> [Your task] Review the lines that follow and copy each one that contains the word "chevron".

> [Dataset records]
— Begin —
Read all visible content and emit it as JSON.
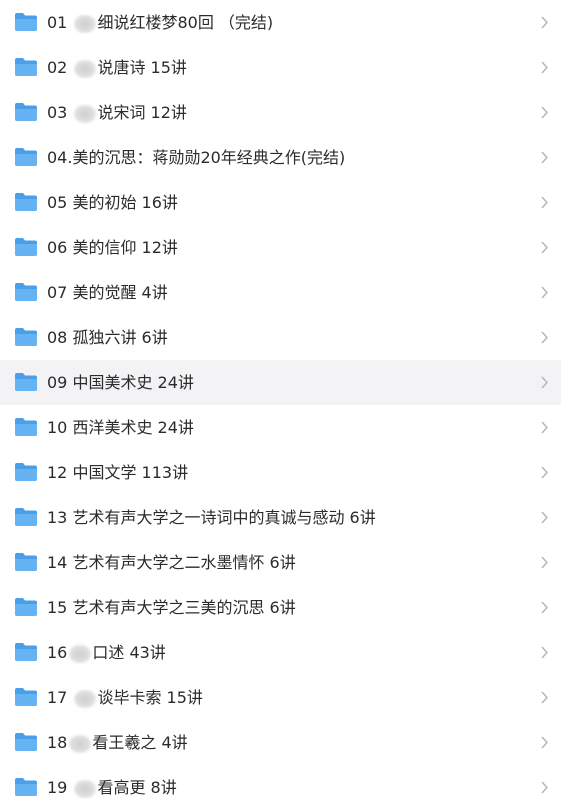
{
  "rows": [
    {
      "pre": "01 ",
      "blur": true,
      "post": "细说红楼梦80回 （完结)",
      "active": false
    },
    {
      "pre": "02 ",
      "blur": true,
      "post": "说唐诗 15讲",
      "active": false
    },
    {
      "pre": "03 ",
      "blur": true,
      "post": "说宋词 12讲",
      "active": false
    },
    {
      "pre": "04.美的沉思：蒋勋勋20年经典之作(完结)",
      "blur": false,
      "post": "",
      "active": false
    },
    {
      "pre": "05 美的初始 16讲",
      "blur": false,
      "post": "",
      "active": false
    },
    {
      "pre": "06 美的信仰 12讲",
      "blur": false,
      "post": "",
      "active": false
    },
    {
      "pre": "07 美的觉醒 4讲",
      "blur": false,
      "post": "",
      "active": false
    },
    {
      "pre": "08 孤独六讲 6讲",
      "blur": false,
      "post": "",
      "active": false
    },
    {
      "pre": "09 中国美术史 24讲",
      "blur": false,
      "post": "",
      "active": true
    },
    {
      "pre": "10 西洋美术史 24讲",
      "blur": false,
      "post": "",
      "active": false
    },
    {
      "pre": "12 中国文学 113讲",
      "blur": false,
      "post": "",
      "active": false
    },
    {
      "pre": "13 艺术有声大学之一诗词中的真诚与感动 6讲",
      "blur": false,
      "post": "",
      "active": false
    },
    {
      "pre": "14 艺术有声大学之二水墨情怀 6讲",
      "blur": false,
      "post": "",
      "active": false
    },
    {
      "pre": "15 艺术有声大学之三美的沉思 6讲",
      "blur": false,
      "post": "",
      "active": false
    },
    {
      "pre": "16",
      "blur": true,
      "post": "口述 43讲",
      "active": false
    },
    {
      "pre": "17 ",
      "blur": true,
      "post": "谈毕卡索 15讲",
      "active": false
    },
    {
      "pre": "18",
      "blur": true,
      "post": "看王羲之 4讲",
      "active": false
    },
    {
      "pre": "19 ",
      "blur": true,
      "post": "看高更 8讲",
      "active": false
    }
  ],
  "icons": {
    "folder": "folder-icon",
    "chevron": "chevron-right-icon"
  },
  "colors": {
    "folder_back": "#4a9fe8",
    "folder_front": "#66b3f4",
    "text": "#2b2b2b",
    "chevron": "#b3b3b3",
    "active_bg": "#f3f3f5"
  }
}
— End —
> [Output for this task]
    "chevron": "chevron-right-icon"
    "chevron": "#b3b3b3",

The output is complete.